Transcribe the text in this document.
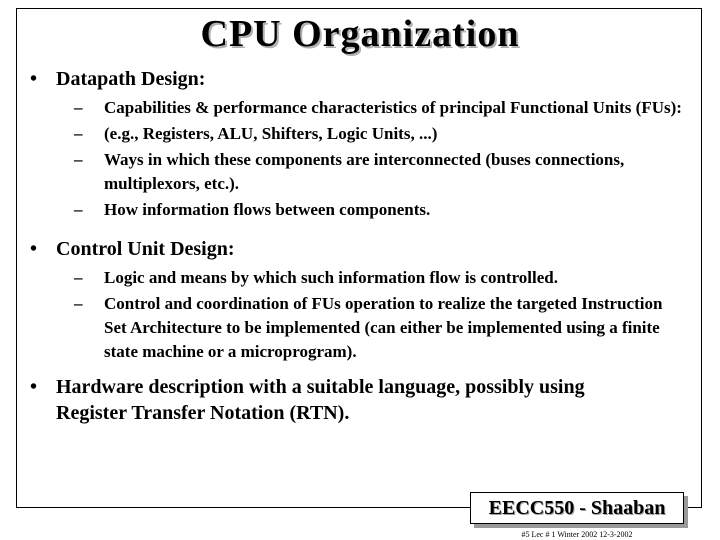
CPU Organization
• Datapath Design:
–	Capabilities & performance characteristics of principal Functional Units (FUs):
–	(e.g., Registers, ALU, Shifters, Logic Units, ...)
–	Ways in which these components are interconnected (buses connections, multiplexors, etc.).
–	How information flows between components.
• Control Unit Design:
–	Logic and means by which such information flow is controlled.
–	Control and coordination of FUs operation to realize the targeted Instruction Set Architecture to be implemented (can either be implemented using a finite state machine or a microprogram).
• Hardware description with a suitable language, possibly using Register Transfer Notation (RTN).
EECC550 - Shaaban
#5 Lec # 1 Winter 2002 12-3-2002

...

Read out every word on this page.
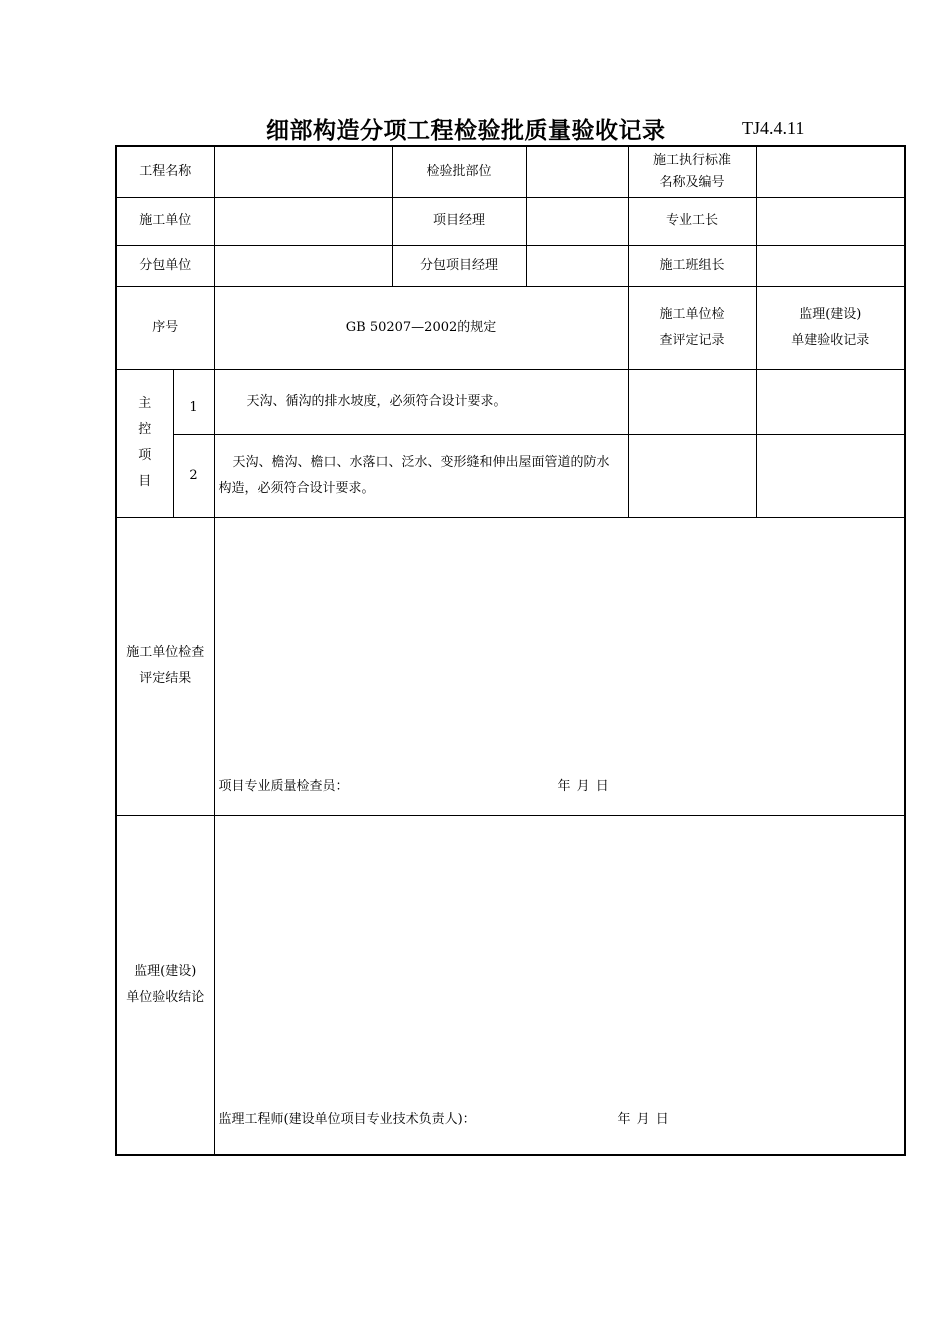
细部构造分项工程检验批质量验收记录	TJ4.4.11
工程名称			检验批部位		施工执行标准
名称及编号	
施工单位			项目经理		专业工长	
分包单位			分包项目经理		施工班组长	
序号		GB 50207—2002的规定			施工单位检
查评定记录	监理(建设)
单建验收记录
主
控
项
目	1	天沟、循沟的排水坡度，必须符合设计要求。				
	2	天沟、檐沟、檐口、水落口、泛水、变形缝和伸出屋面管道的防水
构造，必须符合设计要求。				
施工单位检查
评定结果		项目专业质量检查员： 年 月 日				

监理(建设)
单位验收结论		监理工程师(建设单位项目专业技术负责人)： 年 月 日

* * *

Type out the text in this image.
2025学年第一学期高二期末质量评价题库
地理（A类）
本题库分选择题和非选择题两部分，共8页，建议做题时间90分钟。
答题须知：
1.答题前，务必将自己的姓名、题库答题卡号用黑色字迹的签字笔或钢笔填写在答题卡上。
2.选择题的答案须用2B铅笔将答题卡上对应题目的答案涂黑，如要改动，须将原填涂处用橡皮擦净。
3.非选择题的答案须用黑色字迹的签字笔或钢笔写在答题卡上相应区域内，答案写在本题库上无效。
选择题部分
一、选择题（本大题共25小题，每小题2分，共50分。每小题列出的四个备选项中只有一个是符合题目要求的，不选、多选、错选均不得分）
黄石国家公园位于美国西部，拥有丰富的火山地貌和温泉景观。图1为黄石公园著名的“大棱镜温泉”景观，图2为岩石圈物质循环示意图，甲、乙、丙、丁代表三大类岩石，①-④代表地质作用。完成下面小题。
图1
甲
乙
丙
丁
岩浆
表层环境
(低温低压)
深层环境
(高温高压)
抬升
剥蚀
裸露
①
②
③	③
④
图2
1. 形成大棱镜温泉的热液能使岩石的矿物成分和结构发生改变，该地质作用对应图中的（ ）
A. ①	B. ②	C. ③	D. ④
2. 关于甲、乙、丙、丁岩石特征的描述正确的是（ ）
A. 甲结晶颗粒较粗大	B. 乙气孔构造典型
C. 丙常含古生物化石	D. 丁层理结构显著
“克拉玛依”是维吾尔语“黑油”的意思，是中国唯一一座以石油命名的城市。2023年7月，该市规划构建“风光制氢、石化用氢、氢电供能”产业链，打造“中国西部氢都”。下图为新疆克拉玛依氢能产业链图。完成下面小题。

Task brief = From the entries above, return each line with the word "which" in it.

Expected answer =
–	Ways in which these components are interconnected (buses connections, multiplexors, etc.).
–	Logic and means by which such information flow is controlled.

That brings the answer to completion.